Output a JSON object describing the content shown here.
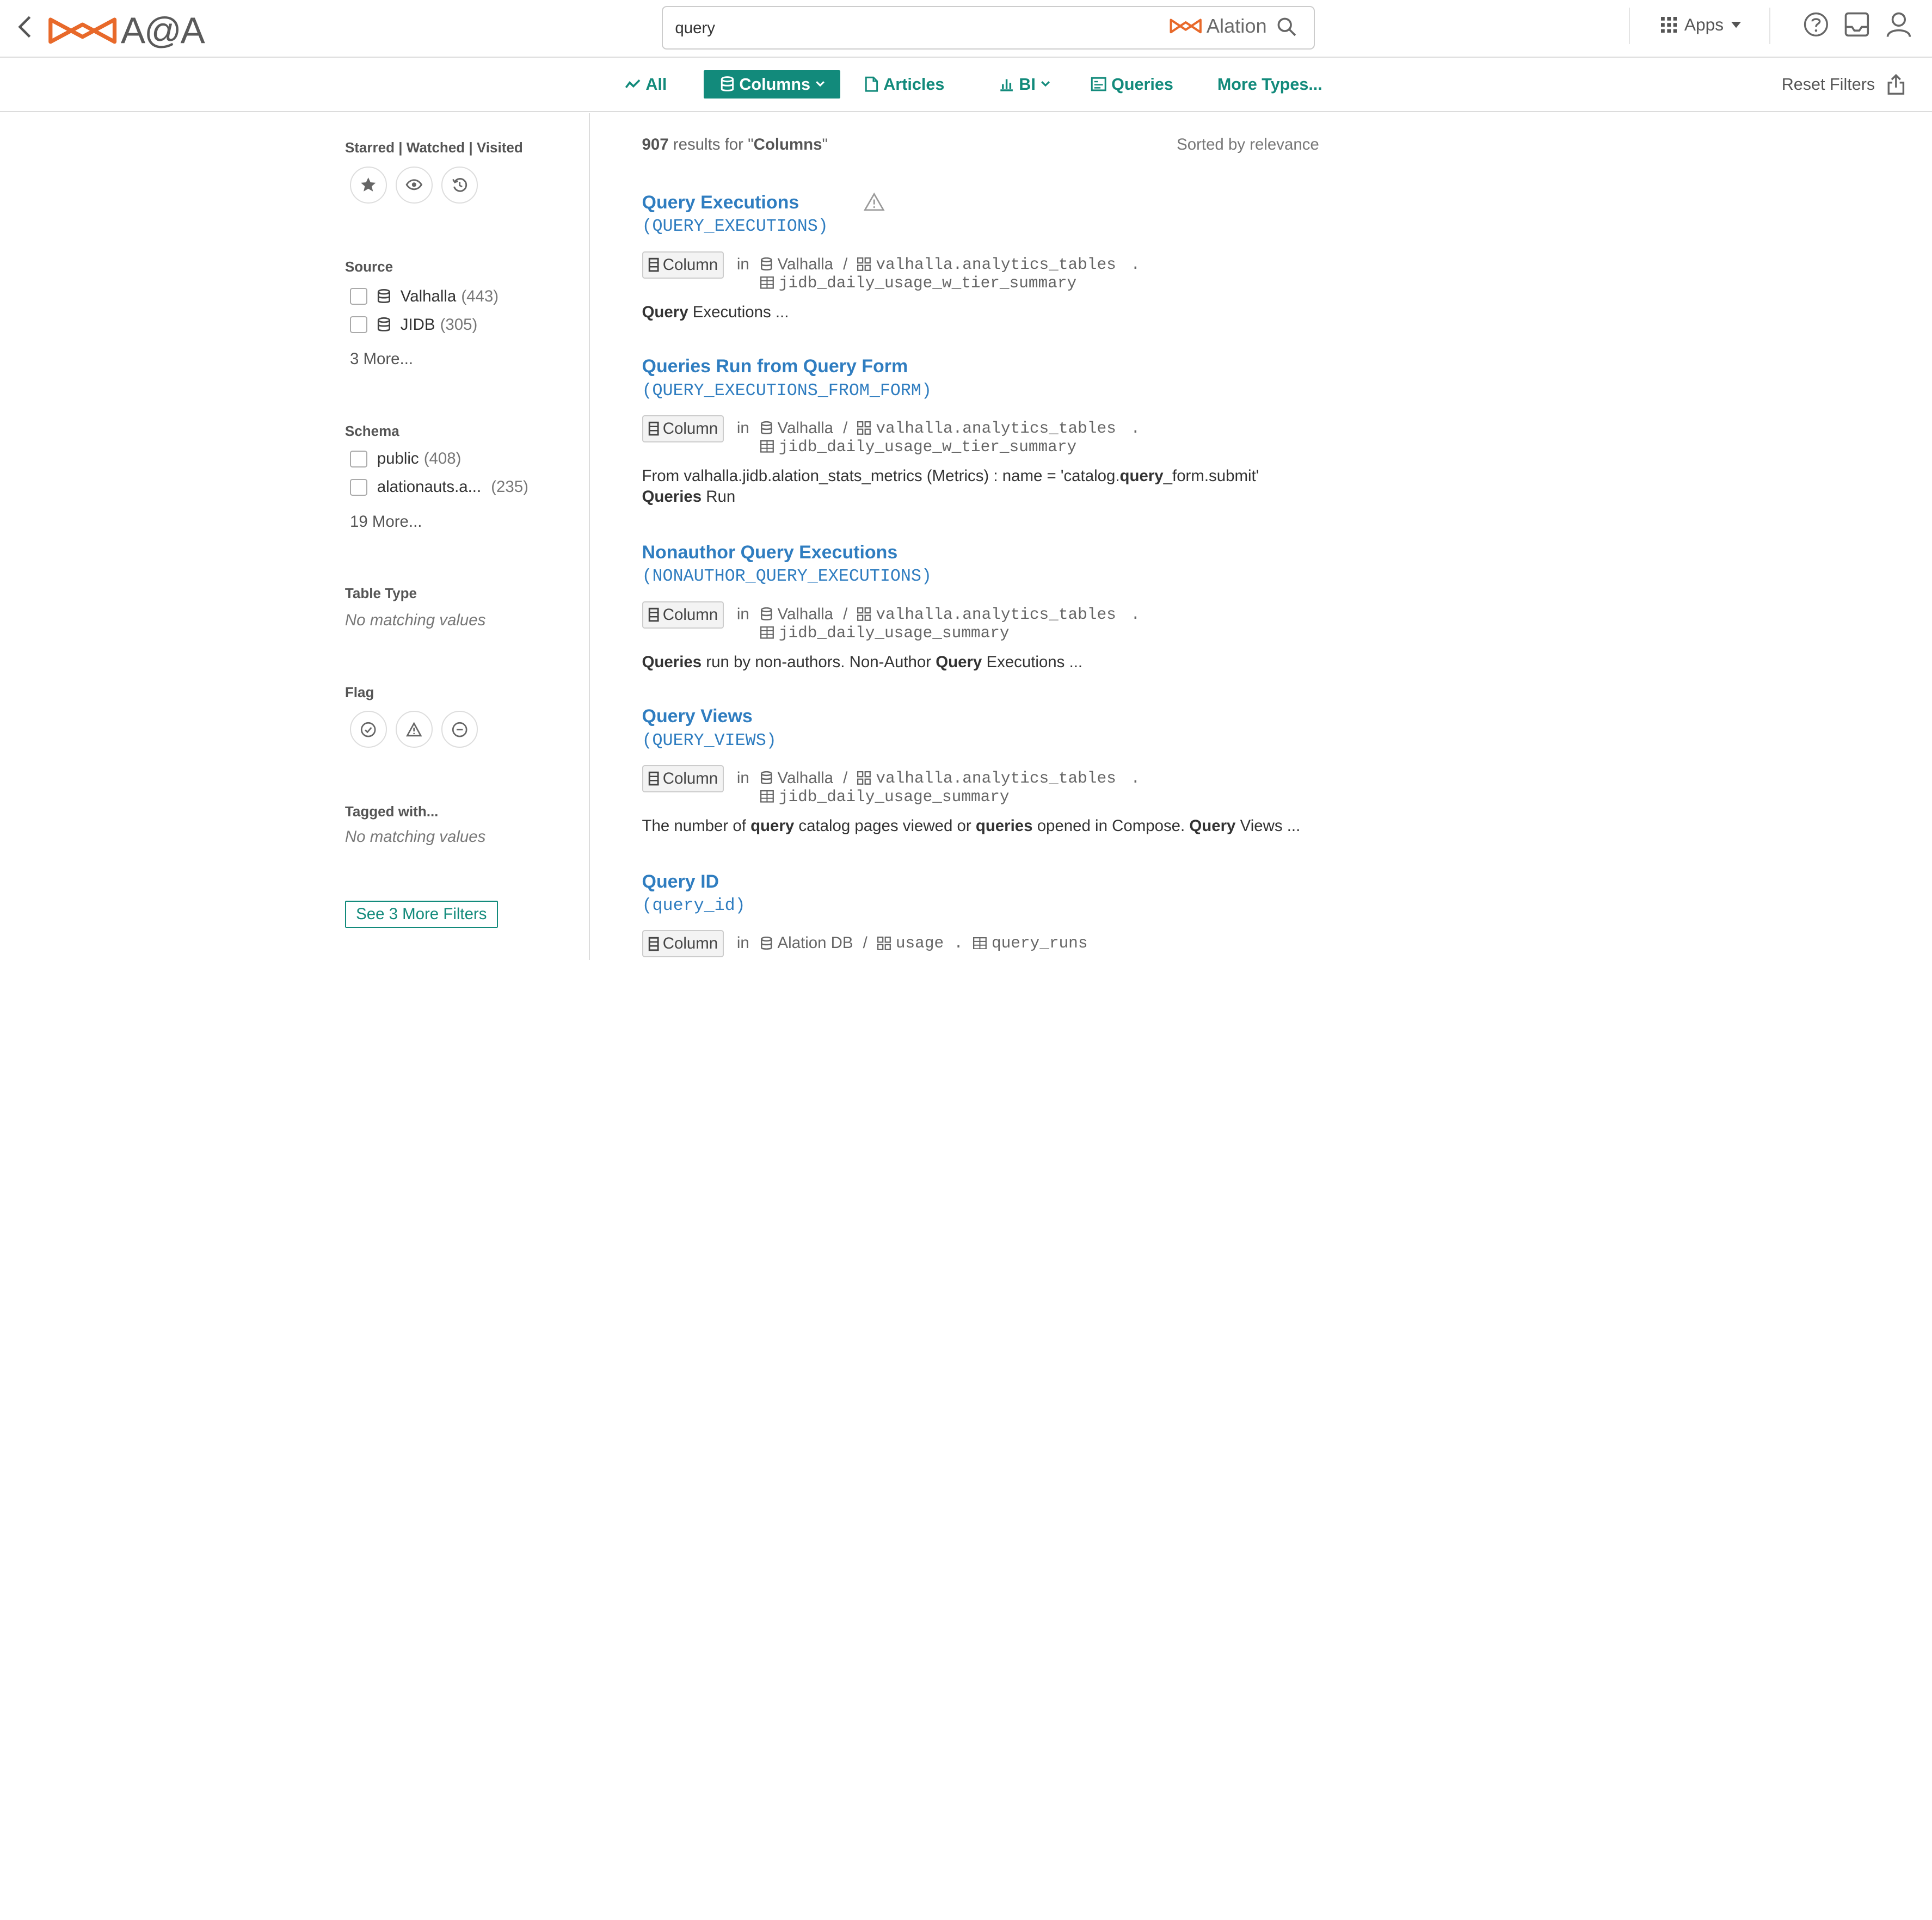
{
  "header": {
    "logo_text": "A@A",
    "search_value": "query",
    "search_brand": "Alation",
    "apps_label": "Apps"
  },
  "tabs": [
    {
      "label": "All",
      "icon": "trend-icon"
    },
    {
      "label": "Columns",
      "icon": "database-icon",
      "active": true,
      "dropdown": true
    },
    {
      "label": "Articles",
      "icon": "article-icon"
    },
    {
      "label": "BI",
      "icon": "bar-chart-icon",
      "dropdown": true
    },
    {
      "label": "Queries",
      "icon": "query-icon"
    },
    {
      "label": "More Types..."
    }
  ],
  "toolbar": {
    "reset_label": "Reset Filters"
  },
  "sidebar": {
    "starred_title": "Starred | Watched | Visited",
    "source": {
      "title": "Source",
      "items": [
        {
          "label": "Valhalla",
          "count": "(443)"
        },
        {
          "label": "JIDB",
          "count": "(305)"
        }
      ],
      "more": "3 More..."
    },
    "schema": {
      "title": "Schema",
      "items": [
        {
          "label": "public",
          "count": "(408)"
        },
        {
          "label": "alationauts.a...",
          "count": "(235)"
        }
      ],
      "more": "19 More..."
    },
    "table_type": {
      "title": "Table Type",
      "empty": "No matching values"
    },
    "flag": {
      "title": "Flag"
    },
    "tagged": {
      "title": "Tagged with...",
      "empty": "No matching values"
    },
    "see_more": "See 3 More Filters"
  },
  "results": {
    "count": "907",
    "summary_mid": " results for \"",
    "query_term": "Columns",
    "summary_end": "\"",
    "sorted_label": "Sorted by relevance",
    "badge_label": "Column",
    "in_label": "in",
    "items": [
      {
        "title": "Query Executions",
        "subtitle": "(QUERY_EXECUTIONS)",
        "source": "Valhalla",
        "schema": "valhalla.analytics_tables",
        "table": "jidb_daily_usage_w_tier_summary",
        "desc_parts": [
          {
            "b": "Query"
          },
          {
            "t": " Executions "
          },
          {
            "t": "  ..."
          }
        ]
      },
      {
        "title": "Queries Run from Query Form",
        "subtitle": "(QUERY_EXECUTIONS_FROM_FORM)",
        "source": "Valhalla",
        "schema": "valhalla.analytics_tables",
        "table": "jidb_daily_usage_w_tier_summary",
        "desc_line1": "From valhalla.jidb.alation_stats_metrics (Metrics) : name = 'catalog.",
        "desc_line1_bold": "query",
        "desc_line1_end": "_form.submit'",
        "desc_line2_bold": "Queries",
        "desc_line2_end": " Run"
      },
      {
        "title": "Nonauthor Query Executions",
        "subtitle": "(NONAUTHOR_QUERY_EXECUTIONS)",
        "source": "Valhalla",
        "schema": "valhalla.analytics_tables",
        "table": "jidb_daily_usage_summary",
        "desc_b1": "Queries",
        "desc_t1": " run by non-authors. Non-Author ",
        "desc_b2": "Query",
        "desc_t2": " Executions ",
        "desc_ellipsis": "  ..."
      },
      {
        "title": "Query Views",
        "subtitle": "(QUERY_VIEWS)",
        "source": "Valhalla",
        "schema": "valhalla.analytics_tables",
        "table": "jidb_daily_usage_summary",
        "desc_t1": "The number of ",
        "desc_b1": "query",
        "desc_t2": " catalog pages viewed or ",
        "desc_b2": "queries",
        "desc_t3": " opened in Compose. ",
        "desc_b3": "Query",
        "desc_t4": " Views ",
        "desc_ellipsis": "  ..."
      },
      {
        "title": "Query ID",
        "subtitle": "(query_id)",
        "source": "Alation DB",
        "schema": "usage",
        "table": "query_runs"
      }
    ]
  },
  "colors": {
    "accent": "#128a7b",
    "link": "#2f7dc0",
    "logo_orange": "#e8692a"
  }
}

++++

*INSTRUCTION*. Nothing in the entries should change as you copy them, except that the pictures are left out.

*ANSWER*.
Output a JSON object describing the content shown here.
{
  "header": {
    "logo_text": "A@A",
    "search_value": "query",
    "search_brand": "Alation",
    "apps_label": "Apps"
  },
  "tabs": [
    {
      "label": "All",
      "icon": "trend-icon"
    },
    {
      "label": "Columns",
      "icon": "database-icon",
      "active": true,
      "dropdown": true
    },
    {
      "label": "Articles",
      "icon": "article-icon"
    },
    {
      "label": "BI",
      "icon": "bar-chart-icon",
      "dropdown": true
    },
    {
      "label": "Queries",
      "icon": "query-icon"
    },
    {
      "label": "More Types..."
    }
  ],
  "toolbar": {
    "reset_label": "Reset Filters"
  },
  "sidebar": {
    "starred_title": "Starred | Watched | Visited",
    "source": {
      "title": "Source",
      "items": [
        {
          "label": "Valhalla",
          "count": "(443)"
        },
        {
          "label": "JIDB",
          "count": "(305)"
        }
      ],
      "more": "3 More..."
    },
    "schema": {
      "title": "Schema",
      "items": [
        {
          "label": "public",
          "count": "(408)"
        },
        {
          "label": "alationauts.a...",
          "count": "(235)"
        }
      ],
      "more": "19 More..."
    },
    "table_type": {
      "title": "Table Type",
      "empty": "No matching values"
    },
    "flag": {
      "title": "Flag"
    },
    "tagged": {
      "title": "Tagged with...",
      "empty": "No matching values"
    },
    "see_more": "See 3 More Filters"
  },
  "results": {
    "count": "907",
    "summary_mid": " results for \"",
    "query_term": "Columns",
    "summary_end": "\"",
    "sorted_label": "Sorted by relevance",
    "badge_label": "Column",
    "in_label": "in",
    "items": [
      {
        "title": "Query Executions",
        "subtitle": "(QUERY_EXECUTIONS)",
        "source": "Valhalla",
        "schema": "valhalla.analytics_tables",
        "table": "jidb_daily_usage_w_tier_summary",
        "desc_parts": [
          {
            "b": "Query"
          },
          {
            "t": " Executions "
          },
          {
            "t": "  ..."
          }
        ]
      },
      {
        "title": "Queries Run from Query Form",
        "subtitle": "(QUERY_EXECUTIONS_FROM_FORM)",
        "source": "Valhalla",
        "schema": "valhalla.analytics_tables",
        "table": "jidb_daily_usage_w_tier_summary",
        "desc_line1": "From valhalla.jidb.alation_stats_metrics (Metrics) : name = 'catalog.",
        "desc_line1_bold": "query",
        "desc_line1_end": "_form.submit'",
        "desc_line2_bold": "Queries",
        "desc_line2_end": " Run"
      },
      {
        "title": "Nonauthor Query Executions",
        "subtitle": "(NONAUTHOR_QUERY_EXECUTIONS)",
        "source": "Valhalla",
        "schema": "valhalla.analytics_tables",
        "table": "jidb_daily_usage_summary",
        "desc_b1": "Queries",
        "desc_t1": " run by non-authors. Non-Author ",
        "desc_b2": "Query",
        "desc_t2": " Executions ",
        "desc_ellipsis": "  ..."
      },
      {
        "title": "Query Views",
        "subtitle": "(QUERY_VIEWS)",
        "source": "Valhalla",
        "schema": "valhalla.analytics_tables",
        "table": "jidb_daily_usage_summary",
        "desc_t1": "The number of ",
        "desc_b1": "query",
        "desc_t2": " catalog pages viewed or ",
        "desc_b2": "queries",
        "desc_t3": " opened in Compose. ",
        "desc_b3": "Query",
        "desc_t4": " Views ",
        "desc_ellipsis": "  ..."
      },
      {
        "title": "Query ID",
        "subtitle": "(query_id)",
        "source": "Alation DB",
        "schema": "usage",
        "table": "query_runs"
      }
    ]
  },
  "colors": {
    "accent": "#128a7b",
    "link": "#2f7dc0",
    "logo_orange": "#e8692a"
  }
}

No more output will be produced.